SOURCE DOCUMENT →

# # #

5. "Drive Shaft" according to Honda. 17 tooth stock. This interfaces with the clutch, and sticks out the left side of the transmission into the clutch. Interfaces with 7. No aftermarket options exist that I know of.
6. "Countershaft" according to Honda. 13 tooth stock. This is driven by 7 (which it slides into), and outputs to 8.
7. "Counter Gear" according to Honda. 53 tooth stock. This is driven by 5, and outputs to 7 (which slides into it).
8. "Final Gear" according to Honda. 47 tooth stock. This is driven by 6, and outputs to the rear wheel.

About the Kits
  • The Kitaco kit (Kitaco 305-1426010) replaces the Counter Gear, switching from a 53 tooth gear to a 51 tooth. The new gear interfaces with the stock 17 tooth Drive Shaft. The stock ratio is 3.12:1, and the new ratio is 3:1, or a 4% increase in top speed.

# # #

DATASET CONTENT →

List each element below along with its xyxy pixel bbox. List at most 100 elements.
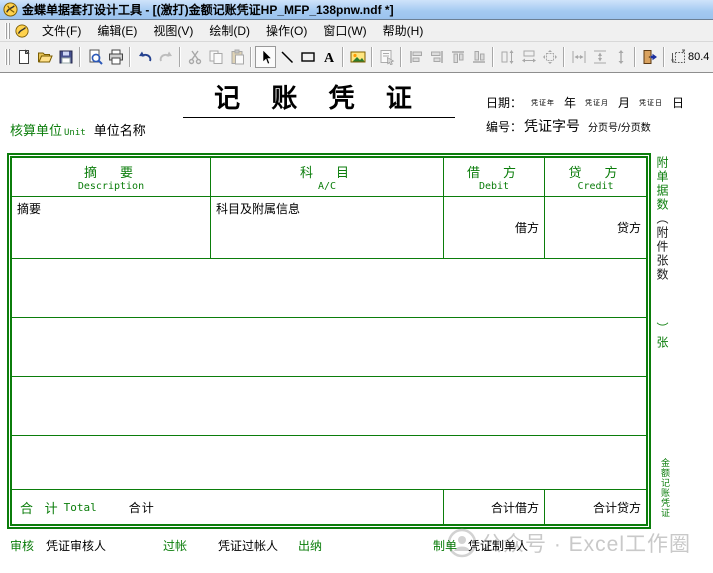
exit-button[interactable] [639, 46, 660, 68]
same-height-button[interactable] [497, 46, 518, 68]
header-debit-zh: 借 方 [467, 162, 521, 181]
toolbar-grip[interactable] [5, 49, 10, 65]
title-bar: 金蝶单据套打设计工具 - [(激打)金额记账凭证HP_MFP_138pnw.nd… [0, 0, 713, 20]
toolbar-separator [634, 47, 636, 67]
properties-button[interactable] [376, 46, 397, 68]
total-credit-field[interactable]: 合计贷方 [545, 490, 646, 524]
day-field[interactable]: 凭证日 [639, 100, 663, 107]
header-summary[interactable]: 摘 要 Description [12, 158, 211, 197]
cashier-label[interactable]: 出纳 [298, 537, 322, 554]
paste-button[interactable] [226, 46, 247, 68]
attachment-count-vertical[interactable]: 附单据数（附件张数）张 [654, 156, 671, 350]
menu-window[interactable]: 窗口(W) [315, 19, 374, 42]
unit-name-field[interactable]: 单位名称 [94, 123, 146, 138]
menubar-grip[interactable] [5, 23, 10, 39]
prepare-person-field[interactable]: 凭证制单人 [468, 537, 528, 554]
voucher-title[interactable]: 记 账 凭 证 [183, 78, 455, 118]
save-file-button[interactable] [55, 46, 76, 68]
align-right-button[interactable] [426, 46, 447, 68]
day-unit-label: 日 [672, 96, 684, 110]
toolbar: A 80.4 [0, 42, 713, 73]
print-preview-button[interactable] [84, 46, 105, 68]
space-horizontal-button[interactable] [568, 46, 589, 68]
page-number-field[interactable]: 分页号/分页数 [588, 123, 651, 134]
undo-button[interactable] [134, 46, 155, 68]
redo-button[interactable] [155, 46, 176, 68]
unit-line[interactable]: 核算单位Unit单位名称 [10, 120, 146, 139]
header-account-zh: 科 目 [300, 162, 354, 181]
toolbar-separator [179, 47, 181, 67]
summary-field[interactable]: 摘要 [12, 197, 211, 259]
align-left-button[interactable] [405, 46, 426, 68]
date-line[interactable]: 日期：凭证年年凭证月月凭证日日 [486, 94, 684, 111]
empty-voucher-row[interactable] [12, 259, 646, 318]
line-tool-button[interactable] [276, 46, 297, 68]
toolbar-separator [563, 47, 565, 67]
empty-voucher-row[interactable] [12, 318, 646, 377]
empty-voucher-row[interactable] [12, 377, 646, 436]
total-debit-field[interactable]: 合计借方 [444, 490, 545, 524]
header-credit[interactable]: 贷 方 Credit [545, 158, 646, 197]
voucher-number-field[interactable]: 凭证字号 [524, 118, 580, 134]
post-person-field[interactable]: 凭证过帐人 [218, 537, 278, 554]
month-field[interactable]: 凭证月 [585, 100, 609, 107]
rectangle-tool-button[interactable] [297, 46, 318, 68]
number-line[interactable]: 编号：凭证字号分页号/分页数 [486, 116, 651, 136]
align-bottom-button[interactable] [468, 46, 489, 68]
save-file-icon [58, 49, 74, 65]
attachment-field[interactable]: （附件张数 [655, 212, 669, 282]
align-top-button[interactable] [447, 46, 468, 68]
align-left-icon [408, 49, 424, 65]
copy-button[interactable] [205, 46, 226, 68]
design-canvas[interactable]: 记 账 凭 证 日期：凭证年年凭证月月凭证日日 编号：凭证字号分页号/分页数 核… [0, 74, 713, 573]
copy-icon [208, 49, 224, 65]
same-width-icon [521, 49, 537, 65]
menu-operate[interactable]: 操作(O) [258, 19, 315, 42]
debit-field[interactable]: 借方 [444, 197, 545, 259]
document-icon [15, 24, 29, 38]
total-label: 合 计 [20, 498, 62, 517]
kingdee-logo-icon [3, 2, 18, 17]
fit-height-button[interactable] [610, 46, 631, 68]
image-tool-button[interactable] [347, 46, 368, 68]
total-field[interactable]: 合计 [129, 499, 155, 516]
audit-person-field[interactable]: 凭证审核人 [46, 537, 106, 554]
image-tool-icon [350, 49, 366, 65]
header-summary-en: Description [78, 181, 144, 192]
new-file-button[interactable] [13, 46, 34, 68]
same-width-button[interactable] [518, 46, 539, 68]
open-file-button[interactable] [34, 46, 55, 68]
select-tool-button[interactable] [255, 46, 276, 68]
total-row-left[interactable]: 合 计 Total 合计 [12, 490, 444, 524]
cut-button[interactable] [184, 46, 205, 68]
account-field[interactable]: 科目及附属信息 [211, 197, 444, 259]
post-label[interactable]: 过帐 [163, 537, 187, 554]
header-account[interactable]: 科 目 A/C [211, 158, 444, 197]
total-label-en: Total [64, 501, 97, 514]
new-file-icon [16, 49, 32, 65]
menu-edit[interactable]: 编辑(E) [89, 19, 145, 42]
year-field[interactable]: 凭证年 [531, 100, 555, 107]
open-file-icon [37, 49, 53, 65]
menu-help[interactable]: 帮助(H) [375, 19, 432, 42]
space-vertical-button[interactable] [589, 46, 610, 68]
date-label: 日期： [486, 96, 522, 110]
text-tool-button[interactable]: A [318, 46, 339, 68]
same-size-button[interactable] [539, 46, 560, 68]
rectangle-tool-icon [300, 49, 316, 65]
menu-draw[interactable]: 绘制(D) [201, 19, 258, 42]
header-credit-zh: 贷 方 [568, 162, 622, 181]
prepare-label[interactable]: 制单 [433, 537, 457, 554]
voucher-type-vertical[interactable]: 金额记账凭证 [659, 458, 672, 518]
menu-view[interactable]: 视图(V) [145, 19, 201, 42]
menu-file[interactable]: 文件(F) [34, 19, 89, 42]
cut-icon [187, 49, 203, 65]
header-debit-en: Debit [479, 181, 509, 192]
empty-voucher-row[interactable] [12, 436, 646, 490]
audit-label[interactable]: 审核 [10, 537, 34, 554]
voucher-table[interactable]: 摘 要 Description 科 目 A/C 借 方 Debit 贷 方 Cr… [7, 153, 651, 529]
credit-field[interactable]: 贷方 [545, 197, 646, 259]
header-debit[interactable]: 借 方 Debit [444, 158, 545, 197]
position-value: 80.4 [688, 51, 709, 63]
print-button[interactable] [105, 46, 126, 68]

# # #

PROBLEMS AND TASKS →
(a) Echo word for word the part of the gear notes that opens with the words containing "About the Kits" and closes with "in top speed.".
(b) Translate this sentence from the gear notes into Spanish: "The new gear interfaces with the stock 17 tooth Drive Shaft."

SOLUTIONS TO THE TASKS →
(a)
About the Kits
  • The Kitaco kit (Kitaco 305-1426010) replaces the Counter Gear, switching from a 53 tooth gear to a 51 tooth. The new gear interfaces with the stock 17 tooth Drive Shaft. The stock ratio is 3.12:1, and the new ratio is 3:1, or a 4% increase in top speed.

(b) El nuevo engranaje se acopla con el Drive Shaft de serie de 17 dientes.